# TASK OBJECTIVE:
Reproduce the whole listing, character for character.

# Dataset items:
>> START
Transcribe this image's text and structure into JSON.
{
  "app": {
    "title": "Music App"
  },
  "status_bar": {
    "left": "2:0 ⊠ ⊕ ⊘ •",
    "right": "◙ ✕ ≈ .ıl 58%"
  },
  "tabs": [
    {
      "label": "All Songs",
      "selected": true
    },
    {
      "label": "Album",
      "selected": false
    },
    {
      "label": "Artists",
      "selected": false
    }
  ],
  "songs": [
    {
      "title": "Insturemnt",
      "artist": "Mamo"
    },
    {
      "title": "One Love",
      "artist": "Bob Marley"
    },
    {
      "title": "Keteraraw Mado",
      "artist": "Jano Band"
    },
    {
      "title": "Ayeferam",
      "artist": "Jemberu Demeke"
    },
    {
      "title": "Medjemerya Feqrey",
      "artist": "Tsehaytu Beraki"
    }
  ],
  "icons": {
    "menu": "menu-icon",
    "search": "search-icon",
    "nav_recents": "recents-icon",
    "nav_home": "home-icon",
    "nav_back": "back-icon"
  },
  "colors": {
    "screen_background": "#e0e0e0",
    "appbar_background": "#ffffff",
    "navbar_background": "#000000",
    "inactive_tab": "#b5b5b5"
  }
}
>> END
# SOLVED EXERCISE:
Transcribe this image's text and structure into JSON.
{
  "app": {
    "title": "Music App"
  },
  "status_bar": {
    "left": "2:0 ⊠ ⊕ ⊘ •",
    "right": "◙ ✕ ≈ .ıl 58%"
  },
  "tabs": [
    {
      "label": "All Songs",
      "selected": true
    },
    {
      "label": "Album",
      "selected": false
    },
    {
      "label": "Artists",
      "selected": false
    }
  ],
  "songs": [
    {
      "title": "Insturemnt",
      "artist": "Mamo"
    },
    {
      "title": "One Love",
      "artist": "Bob Marley"
    },
    {
      "title": "Keteraraw Mado",
      "artist": "Jano Band"
    },
    {
      "title": "Ayeferam",
      "artist": "Jemberu Demeke"
    },
    {
      "title": "Medjemerya Feqrey",
      "artist": "Tsehaytu Beraki"
    }
  ],
  "icons": {
    "menu": "menu-icon",
    "search": "search-icon",
    "nav_recents": "recents-icon",
    "nav_home": "home-icon",
    "nav_back": "back-icon"
  },
  "colors": {
    "screen_background": "#e0e0e0",
    "appbar_background": "#ffffff",
    "navbar_background": "#000000",
    "inactive_tab": "#b5b5b5"
  }
}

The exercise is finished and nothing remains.